-- Begin --

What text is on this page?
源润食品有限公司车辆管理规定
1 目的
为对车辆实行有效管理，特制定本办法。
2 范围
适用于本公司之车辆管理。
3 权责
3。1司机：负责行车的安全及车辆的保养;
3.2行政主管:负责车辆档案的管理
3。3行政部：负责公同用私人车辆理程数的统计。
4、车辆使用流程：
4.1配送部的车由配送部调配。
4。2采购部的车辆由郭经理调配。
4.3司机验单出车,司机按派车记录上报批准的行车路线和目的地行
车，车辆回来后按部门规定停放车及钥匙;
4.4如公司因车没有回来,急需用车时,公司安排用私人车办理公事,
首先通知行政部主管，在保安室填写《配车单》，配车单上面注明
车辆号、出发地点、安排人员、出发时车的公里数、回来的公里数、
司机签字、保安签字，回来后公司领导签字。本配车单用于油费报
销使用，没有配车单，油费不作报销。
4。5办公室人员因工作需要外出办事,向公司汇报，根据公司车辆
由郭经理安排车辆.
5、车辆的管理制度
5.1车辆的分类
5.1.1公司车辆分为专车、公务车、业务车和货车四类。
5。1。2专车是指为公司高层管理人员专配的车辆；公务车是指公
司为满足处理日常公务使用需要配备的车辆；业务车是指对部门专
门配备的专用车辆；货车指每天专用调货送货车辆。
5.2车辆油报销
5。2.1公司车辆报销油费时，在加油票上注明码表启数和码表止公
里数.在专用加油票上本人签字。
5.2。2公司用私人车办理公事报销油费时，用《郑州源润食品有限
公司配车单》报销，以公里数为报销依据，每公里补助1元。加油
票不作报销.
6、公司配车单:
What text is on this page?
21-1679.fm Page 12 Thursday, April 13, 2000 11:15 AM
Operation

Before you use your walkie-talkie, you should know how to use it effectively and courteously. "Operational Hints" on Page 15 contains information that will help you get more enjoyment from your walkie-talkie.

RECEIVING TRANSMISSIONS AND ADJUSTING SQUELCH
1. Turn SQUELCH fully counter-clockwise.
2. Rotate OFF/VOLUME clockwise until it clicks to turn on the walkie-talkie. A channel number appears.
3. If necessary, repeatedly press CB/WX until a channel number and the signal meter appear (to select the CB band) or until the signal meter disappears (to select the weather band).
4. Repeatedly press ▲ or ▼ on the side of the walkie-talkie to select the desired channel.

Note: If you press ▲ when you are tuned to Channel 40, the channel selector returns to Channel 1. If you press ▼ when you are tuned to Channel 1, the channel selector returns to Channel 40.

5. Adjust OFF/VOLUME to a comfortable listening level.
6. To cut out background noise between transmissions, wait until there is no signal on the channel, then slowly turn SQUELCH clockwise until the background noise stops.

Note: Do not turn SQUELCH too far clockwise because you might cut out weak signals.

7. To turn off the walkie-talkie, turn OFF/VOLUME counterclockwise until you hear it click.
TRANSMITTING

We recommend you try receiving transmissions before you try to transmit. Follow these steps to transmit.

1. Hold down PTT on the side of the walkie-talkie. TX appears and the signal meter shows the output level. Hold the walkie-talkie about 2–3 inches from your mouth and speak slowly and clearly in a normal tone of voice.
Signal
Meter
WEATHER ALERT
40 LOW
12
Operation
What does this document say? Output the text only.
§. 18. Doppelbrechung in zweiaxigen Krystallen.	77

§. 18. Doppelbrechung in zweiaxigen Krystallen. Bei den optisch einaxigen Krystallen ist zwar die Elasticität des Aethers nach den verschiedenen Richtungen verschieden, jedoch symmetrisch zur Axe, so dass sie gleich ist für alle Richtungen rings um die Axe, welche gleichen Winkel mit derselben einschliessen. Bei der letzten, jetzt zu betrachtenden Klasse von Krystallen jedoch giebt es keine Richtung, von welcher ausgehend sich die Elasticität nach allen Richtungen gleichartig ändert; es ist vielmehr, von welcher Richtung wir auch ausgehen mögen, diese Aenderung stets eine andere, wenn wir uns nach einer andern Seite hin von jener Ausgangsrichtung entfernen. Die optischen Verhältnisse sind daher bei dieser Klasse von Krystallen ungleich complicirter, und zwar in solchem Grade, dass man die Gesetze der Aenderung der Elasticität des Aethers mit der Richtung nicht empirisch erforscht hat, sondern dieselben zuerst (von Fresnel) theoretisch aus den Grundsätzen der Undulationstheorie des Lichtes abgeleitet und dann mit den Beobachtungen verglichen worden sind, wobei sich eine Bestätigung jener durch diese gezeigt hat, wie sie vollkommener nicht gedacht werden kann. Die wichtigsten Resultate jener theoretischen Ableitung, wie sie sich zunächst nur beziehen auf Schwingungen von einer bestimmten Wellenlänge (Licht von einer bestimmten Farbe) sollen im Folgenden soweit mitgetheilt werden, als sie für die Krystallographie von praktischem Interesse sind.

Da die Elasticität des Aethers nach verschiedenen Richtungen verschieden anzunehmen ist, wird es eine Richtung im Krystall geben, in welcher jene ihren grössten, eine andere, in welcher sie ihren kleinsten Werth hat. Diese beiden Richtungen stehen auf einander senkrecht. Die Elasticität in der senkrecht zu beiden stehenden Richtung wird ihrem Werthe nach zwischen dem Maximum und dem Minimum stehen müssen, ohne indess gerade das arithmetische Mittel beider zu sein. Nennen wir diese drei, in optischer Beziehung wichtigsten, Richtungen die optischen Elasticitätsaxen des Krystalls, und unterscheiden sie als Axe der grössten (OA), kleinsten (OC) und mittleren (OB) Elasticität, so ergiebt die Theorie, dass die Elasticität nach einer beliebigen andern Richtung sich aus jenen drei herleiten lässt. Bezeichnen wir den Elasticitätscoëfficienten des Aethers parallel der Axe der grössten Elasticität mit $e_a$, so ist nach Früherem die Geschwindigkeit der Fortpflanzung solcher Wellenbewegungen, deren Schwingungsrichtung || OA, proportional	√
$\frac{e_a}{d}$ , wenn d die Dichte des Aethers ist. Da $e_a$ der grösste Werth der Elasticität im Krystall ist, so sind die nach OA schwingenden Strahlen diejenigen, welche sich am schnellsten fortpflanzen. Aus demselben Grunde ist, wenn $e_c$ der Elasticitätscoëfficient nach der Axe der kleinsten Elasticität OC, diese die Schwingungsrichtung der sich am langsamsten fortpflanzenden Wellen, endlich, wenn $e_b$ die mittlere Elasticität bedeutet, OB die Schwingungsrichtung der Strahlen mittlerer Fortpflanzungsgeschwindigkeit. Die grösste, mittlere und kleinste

-- End --

▶ [Task statement] Repeat each record exactly. Omit nothing.

▶ [Task response]
What text is on this page?
源润食品有限公司车辆管理规定
1 目的
为对车辆实行有效管理，特制定本办法。
2 范围
适用于本公司之车辆管理。
3 权责
3。1司机：负责行车的安全及车辆的保养;
3.2行政主管:负责车辆档案的管理
3。3行政部：负责公同用私人车辆理程数的统计。
4、车辆使用流程：
4.1配送部的车由配送部调配。
4。2采购部的车辆由郭经理调配。
4.3司机验单出车,司机按派车记录上报批准的行车路线和目的地行
车，车辆回来后按部门规定停放车及钥匙;
4.4如公司因车没有回来,急需用车时,公司安排用私人车办理公事,
首先通知行政部主管，在保安室填写《配车单》，配车单上面注明
车辆号、出发地点、安排人员、出发时车的公里数、回来的公里数、
司机签字、保安签字，回来后公司领导签字。本配车单用于油费报
销使用，没有配车单，油费不作报销。
4。5办公室人员因工作需要外出办事,向公司汇报，根据公司车辆
由郭经理安排车辆.
5、车辆的管理制度
5.1车辆的分类
5.1.1公司车辆分为专车、公务车、业务车和货车四类。
5。1。2专车是指为公司高层管理人员专配的车辆；公务车是指公
司为满足处理日常公务使用需要配备的车辆；业务车是指对部门专
门配备的专用车辆；货车指每天专用调货送货车辆。
5.2车辆油报销
5。2.1公司车辆报销油费时，在加油票上注明码表启数和码表止公
里数.在专用加油票上本人签字。
5.2。2公司用私人车办理公事报销油费时，用《郑州源润食品有限
公司配车单》报销，以公里数为报销依据，每公里补助1元。加油
票不作报销.
6、公司配车单:
What text is on this page?
21-1679.fm Page 12 Thursday, April 13, 2000 11:15 AM
Operation

Before you use your walkie-talkie, you should know how to use it effectively and courteously. "Operational Hints" on Page 15 contains information that will help you get more enjoyment from your walkie-talkie.

RECEIVING TRANSMISSIONS AND ADJUSTING SQUELCH
1. Turn SQUELCH fully counter-clockwise.
2. Rotate OFF/VOLUME clockwise until it clicks to turn on the walkie-talkie. A channel number appears.
3. If necessary, repeatedly press CB/WX until a channel number and the signal meter appear (to select the CB band) or until the signal meter disappears (to select the weather band).
4. Repeatedly press ▲ or ▼ on the side of the walkie-talkie to select the desired channel.

Note: If you press ▲ when you are tuned to Channel 40, the channel selector returns to Channel 1. If you press ▼ when you are tuned to Channel 1, the channel selector returns to Channel 40.

5. Adjust OFF/VOLUME to a comfortable listening level.
6. To cut out background noise between transmissions, wait until there is no signal on the channel, then slowly turn SQUELCH clockwise until the background noise stops.

Note: Do not turn SQUELCH too far clockwise because you might cut out weak signals.

7. To turn off the walkie-talkie, turn OFF/VOLUME counterclockwise until you hear it click.
TRANSMITTING

We recommend you try receiving transmissions before you try to transmit. Follow these steps to transmit.

1. Hold down PTT on the side of the walkie-talkie. TX appears and the signal meter shows the output level. Hold the walkie-talkie about 2–3 inches from your mouth and speak slowly and clearly in a normal tone of voice.
Signal
Meter
WEATHER ALERT
40 LOW
12
Operation
What does this document say? Output the text only.
§. 18. Doppelbrechung in zweiaxigen Krystallen.	77

§. 18. Doppelbrechung in zweiaxigen Krystallen. Bei den optisch einaxigen Krystallen ist zwar die Elasticität des Aethers nach den verschiedenen Richtungen verschieden, jedoch symmetrisch zur Axe, so dass sie gleich ist für alle Richtungen rings um die Axe, welche gleichen Winkel mit derselben einschliessen. Bei der letzten, jetzt zu betrachtenden Klasse von Krystallen jedoch giebt es keine Richtung, von welcher ausgehend sich die Elasticität nach allen Richtungen gleichartig ändert; es ist vielmehr, von welcher Richtung wir auch ausgehen mögen, diese Aenderung stets eine andere, wenn wir uns nach einer andern Seite hin von jener Ausgangsrichtung entfernen. Die optischen Verhältnisse sind daher bei dieser Klasse von Krystallen ungleich complicirter, und zwar in solchem Grade, dass man die Gesetze der Aenderung der Elasticität des Aethers mit der Richtung nicht empirisch erforscht hat, sondern dieselben zuerst (von Fresnel) theoretisch aus den Grundsätzen der Undulationstheorie des Lichtes abgeleitet und dann mit den Beobachtungen verglichen worden sind, wobei sich eine Bestätigung jener durch diese gezeigt hat, wie sie vollkommener nicht gedacht werden kann. Die wichtigsten Resultate jener theoretischen Ableitung, wie sie sich zunächst nur beziehen auf Schwingungen von einer bestimmten Wellenlänge (Licht von einer bestimmten Farbe) sollen im Folgenden soweit mitgetheilt werden, als sie für die Krystallographie von praktischem Interesse sind.

Da die Elasticität des Aethers nach verschiedenen Richtungen verschieden anzunehmen ist, wird es eine Richtung im Krystall geben, in welcher jene ihren grössten, eine andere, in welcher sie ihren kleinsten Werth hat. Diese beiden Richtungen stehen auf einander senkrecht. Die Elasticität in der senkrecht zu beiden stehenden Richtung wird ihrem Werthe nach zwischen dem Maximum und dem Minimum stehen müssen, ohne indess gerade das arithmetische Mittel beider zu sein. Nennen wir diese drei, in optischer Beziehung wichtigsten, Richtungen die optischen Elasticitätsaxen des Krystalls, und unterscheiden sie als Axe der grössten (OA), kleinsten (OC) und mittleren (OB) Elasticität, so ergiebt die Theorie, dass die Elasticität nach einer beliebigen andern Richtung sich aus jenen drei herleiten lässt. Bezeichnen wir den Elasticitätscoëfficienten des Aethers parallel der Axe der grössten Elasticität mit $e_a$, so ist nach Früherem die Geschwindigkeit der Fortpflanzung solcher Wellenbewegungen, deren Schwingungsrichtung || OA, proportional	√
$\frac{e_a}{d}$ , wenn d die Dichte des Aethers ist. Da $e_a$ der grösste Werth der Elasticität im Krystall ist, so sind die nach OA schwingenden Strahlen diejenigen, welche sich am schnellsten fortpflanzen. Aus demselben Grunde ist, wenn $e_c$ der Elasticitätscoëfficient nach der Axe der kleinsten Elasticität OC, diese die Schwingungsrichtung der sich am langsamsten fortpflanzenden Wellen, endlich, wenn $e_b$ die mittlere Elasticität bedeutet, OB die Schwingungsrichtung der Strahlen mittlerer Fortpflanzungsgeschwindigkeit. Die grösste, mittlere und kleinste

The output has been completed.